The exercise: Read the records below. Copy each line where the string "name" occurs.

[Data items]
□ □ □

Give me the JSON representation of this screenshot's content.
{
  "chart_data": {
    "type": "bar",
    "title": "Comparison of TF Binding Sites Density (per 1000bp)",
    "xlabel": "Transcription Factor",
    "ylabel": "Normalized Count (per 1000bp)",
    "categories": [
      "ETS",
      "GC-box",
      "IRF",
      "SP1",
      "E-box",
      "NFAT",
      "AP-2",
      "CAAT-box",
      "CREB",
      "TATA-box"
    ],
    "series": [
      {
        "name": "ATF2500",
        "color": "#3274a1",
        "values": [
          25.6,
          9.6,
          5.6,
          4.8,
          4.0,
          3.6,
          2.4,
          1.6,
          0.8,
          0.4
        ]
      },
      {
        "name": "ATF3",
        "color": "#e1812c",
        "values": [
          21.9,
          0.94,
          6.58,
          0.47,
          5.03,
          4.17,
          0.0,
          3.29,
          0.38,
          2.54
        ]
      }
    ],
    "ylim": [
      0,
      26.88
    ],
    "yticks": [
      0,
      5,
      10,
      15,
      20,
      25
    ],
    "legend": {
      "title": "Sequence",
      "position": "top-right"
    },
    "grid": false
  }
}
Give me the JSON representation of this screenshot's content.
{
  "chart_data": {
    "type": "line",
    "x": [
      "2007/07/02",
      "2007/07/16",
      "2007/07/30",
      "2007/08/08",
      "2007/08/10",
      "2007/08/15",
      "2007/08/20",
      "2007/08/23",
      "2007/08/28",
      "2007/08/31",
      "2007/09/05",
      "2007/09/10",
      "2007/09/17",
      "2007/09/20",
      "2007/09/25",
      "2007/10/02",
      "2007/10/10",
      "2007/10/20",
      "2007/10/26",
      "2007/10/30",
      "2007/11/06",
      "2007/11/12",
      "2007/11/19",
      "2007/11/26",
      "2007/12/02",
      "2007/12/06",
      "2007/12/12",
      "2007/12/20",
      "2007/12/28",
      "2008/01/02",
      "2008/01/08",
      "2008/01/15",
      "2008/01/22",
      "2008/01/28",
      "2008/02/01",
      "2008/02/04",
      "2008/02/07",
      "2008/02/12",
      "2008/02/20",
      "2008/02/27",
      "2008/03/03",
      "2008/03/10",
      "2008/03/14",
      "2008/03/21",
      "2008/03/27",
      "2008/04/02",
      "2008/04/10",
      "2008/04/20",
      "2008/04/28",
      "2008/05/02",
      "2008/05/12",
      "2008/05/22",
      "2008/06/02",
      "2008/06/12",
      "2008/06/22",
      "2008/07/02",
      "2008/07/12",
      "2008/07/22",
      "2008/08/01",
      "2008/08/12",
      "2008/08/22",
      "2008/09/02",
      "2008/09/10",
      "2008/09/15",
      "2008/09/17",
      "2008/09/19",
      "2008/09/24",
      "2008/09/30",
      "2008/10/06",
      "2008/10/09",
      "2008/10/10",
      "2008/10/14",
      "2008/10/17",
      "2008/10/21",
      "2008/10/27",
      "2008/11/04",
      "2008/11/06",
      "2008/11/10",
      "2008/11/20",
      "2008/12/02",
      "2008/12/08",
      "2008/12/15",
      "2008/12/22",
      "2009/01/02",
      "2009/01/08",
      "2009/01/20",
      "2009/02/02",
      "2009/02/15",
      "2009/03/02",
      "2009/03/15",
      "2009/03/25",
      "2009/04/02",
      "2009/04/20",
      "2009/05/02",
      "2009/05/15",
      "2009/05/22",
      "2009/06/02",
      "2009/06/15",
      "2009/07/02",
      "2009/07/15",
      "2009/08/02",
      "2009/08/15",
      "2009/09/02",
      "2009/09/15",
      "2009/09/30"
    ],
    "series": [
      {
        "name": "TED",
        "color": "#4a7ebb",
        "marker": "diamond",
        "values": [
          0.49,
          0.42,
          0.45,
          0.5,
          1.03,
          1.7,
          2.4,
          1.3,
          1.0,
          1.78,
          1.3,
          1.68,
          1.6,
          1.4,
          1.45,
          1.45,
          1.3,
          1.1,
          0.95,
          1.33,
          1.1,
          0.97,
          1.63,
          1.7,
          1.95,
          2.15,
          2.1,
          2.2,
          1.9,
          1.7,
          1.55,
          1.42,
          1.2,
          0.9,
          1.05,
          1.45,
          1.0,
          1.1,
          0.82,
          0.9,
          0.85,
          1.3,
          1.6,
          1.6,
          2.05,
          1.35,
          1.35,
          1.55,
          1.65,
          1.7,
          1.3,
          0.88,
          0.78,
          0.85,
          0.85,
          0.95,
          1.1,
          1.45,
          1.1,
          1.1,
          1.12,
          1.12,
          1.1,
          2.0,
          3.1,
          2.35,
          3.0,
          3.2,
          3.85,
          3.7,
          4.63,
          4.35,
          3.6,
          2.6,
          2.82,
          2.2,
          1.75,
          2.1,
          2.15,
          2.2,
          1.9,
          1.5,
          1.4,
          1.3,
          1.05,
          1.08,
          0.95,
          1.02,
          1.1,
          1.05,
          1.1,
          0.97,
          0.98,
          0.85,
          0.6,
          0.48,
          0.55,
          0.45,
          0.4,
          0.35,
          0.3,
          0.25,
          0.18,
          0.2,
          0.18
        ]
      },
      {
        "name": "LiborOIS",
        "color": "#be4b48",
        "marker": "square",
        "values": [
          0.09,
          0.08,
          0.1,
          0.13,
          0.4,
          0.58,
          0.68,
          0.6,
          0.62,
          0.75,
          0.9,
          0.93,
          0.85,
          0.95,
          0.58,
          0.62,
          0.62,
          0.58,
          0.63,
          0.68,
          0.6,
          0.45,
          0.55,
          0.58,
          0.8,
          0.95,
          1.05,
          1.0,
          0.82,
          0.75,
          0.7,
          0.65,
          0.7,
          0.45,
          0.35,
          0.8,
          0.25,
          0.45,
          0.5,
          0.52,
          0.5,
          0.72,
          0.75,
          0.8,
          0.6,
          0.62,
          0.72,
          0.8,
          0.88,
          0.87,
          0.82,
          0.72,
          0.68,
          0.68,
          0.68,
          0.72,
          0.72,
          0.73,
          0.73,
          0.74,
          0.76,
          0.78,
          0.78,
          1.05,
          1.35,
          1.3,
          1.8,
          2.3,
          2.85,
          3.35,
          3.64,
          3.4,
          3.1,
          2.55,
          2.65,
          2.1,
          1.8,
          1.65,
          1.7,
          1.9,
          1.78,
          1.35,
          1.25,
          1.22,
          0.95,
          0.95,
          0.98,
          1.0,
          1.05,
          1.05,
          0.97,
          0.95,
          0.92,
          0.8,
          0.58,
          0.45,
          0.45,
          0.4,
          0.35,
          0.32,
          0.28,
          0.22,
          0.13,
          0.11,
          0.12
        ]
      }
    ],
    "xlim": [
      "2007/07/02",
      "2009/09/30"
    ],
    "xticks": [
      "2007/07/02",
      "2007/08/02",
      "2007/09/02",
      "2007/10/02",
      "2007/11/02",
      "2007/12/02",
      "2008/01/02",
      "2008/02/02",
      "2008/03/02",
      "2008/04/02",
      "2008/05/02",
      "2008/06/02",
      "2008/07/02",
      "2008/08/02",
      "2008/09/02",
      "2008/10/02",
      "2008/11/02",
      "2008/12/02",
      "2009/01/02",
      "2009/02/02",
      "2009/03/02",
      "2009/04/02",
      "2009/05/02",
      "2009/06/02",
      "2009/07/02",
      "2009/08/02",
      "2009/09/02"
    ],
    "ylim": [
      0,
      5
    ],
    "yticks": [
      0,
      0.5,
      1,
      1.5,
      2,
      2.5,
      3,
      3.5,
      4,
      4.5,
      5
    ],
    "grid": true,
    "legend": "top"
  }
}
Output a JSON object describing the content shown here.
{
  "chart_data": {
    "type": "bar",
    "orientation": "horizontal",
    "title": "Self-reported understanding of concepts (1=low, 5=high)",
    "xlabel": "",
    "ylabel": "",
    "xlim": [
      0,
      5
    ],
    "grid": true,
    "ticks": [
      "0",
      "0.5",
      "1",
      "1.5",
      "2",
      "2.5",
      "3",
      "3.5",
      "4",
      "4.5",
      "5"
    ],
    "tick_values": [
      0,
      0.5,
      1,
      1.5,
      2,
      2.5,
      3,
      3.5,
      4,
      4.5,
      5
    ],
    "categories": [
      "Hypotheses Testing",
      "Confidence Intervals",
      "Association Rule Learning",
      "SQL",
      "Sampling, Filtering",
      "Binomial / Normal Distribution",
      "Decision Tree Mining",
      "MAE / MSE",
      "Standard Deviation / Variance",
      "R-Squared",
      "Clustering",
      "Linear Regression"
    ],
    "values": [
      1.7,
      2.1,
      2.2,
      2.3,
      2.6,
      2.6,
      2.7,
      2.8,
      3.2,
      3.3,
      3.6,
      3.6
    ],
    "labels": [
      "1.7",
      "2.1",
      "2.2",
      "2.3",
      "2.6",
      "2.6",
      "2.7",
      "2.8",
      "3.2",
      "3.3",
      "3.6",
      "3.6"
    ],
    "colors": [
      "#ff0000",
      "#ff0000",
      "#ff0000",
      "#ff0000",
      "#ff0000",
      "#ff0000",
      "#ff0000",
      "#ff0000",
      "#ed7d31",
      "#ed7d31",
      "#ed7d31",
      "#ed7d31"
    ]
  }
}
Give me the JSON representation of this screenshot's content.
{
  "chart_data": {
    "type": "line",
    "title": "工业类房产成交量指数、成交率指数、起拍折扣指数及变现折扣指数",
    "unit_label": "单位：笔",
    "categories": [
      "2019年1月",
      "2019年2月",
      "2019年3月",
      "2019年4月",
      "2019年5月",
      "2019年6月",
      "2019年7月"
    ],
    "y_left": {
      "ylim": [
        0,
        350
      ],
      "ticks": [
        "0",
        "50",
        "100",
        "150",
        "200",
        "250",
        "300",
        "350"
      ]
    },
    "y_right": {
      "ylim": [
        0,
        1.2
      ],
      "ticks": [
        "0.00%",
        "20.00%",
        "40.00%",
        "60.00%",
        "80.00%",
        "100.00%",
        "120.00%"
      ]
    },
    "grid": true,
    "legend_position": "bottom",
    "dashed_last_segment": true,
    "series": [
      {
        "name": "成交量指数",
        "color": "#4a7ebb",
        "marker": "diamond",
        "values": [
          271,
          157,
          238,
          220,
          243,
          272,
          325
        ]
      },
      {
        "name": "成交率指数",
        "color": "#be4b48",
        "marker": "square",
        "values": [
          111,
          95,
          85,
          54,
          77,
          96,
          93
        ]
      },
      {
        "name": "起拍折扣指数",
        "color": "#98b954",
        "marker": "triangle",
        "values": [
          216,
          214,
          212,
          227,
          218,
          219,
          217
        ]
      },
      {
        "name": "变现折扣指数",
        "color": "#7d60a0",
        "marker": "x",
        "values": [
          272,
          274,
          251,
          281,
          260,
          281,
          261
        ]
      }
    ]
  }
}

□ □ □

Finished answer:
        "name": "ATF2500",
        "name": "ATF3",
        "name": "TED",
        "name": "LiborOIS",
        "name": "成交量指数",
        "name": "成交率指数",
        "name": "起拍折扣指数",
        "name": "变现折扣指数",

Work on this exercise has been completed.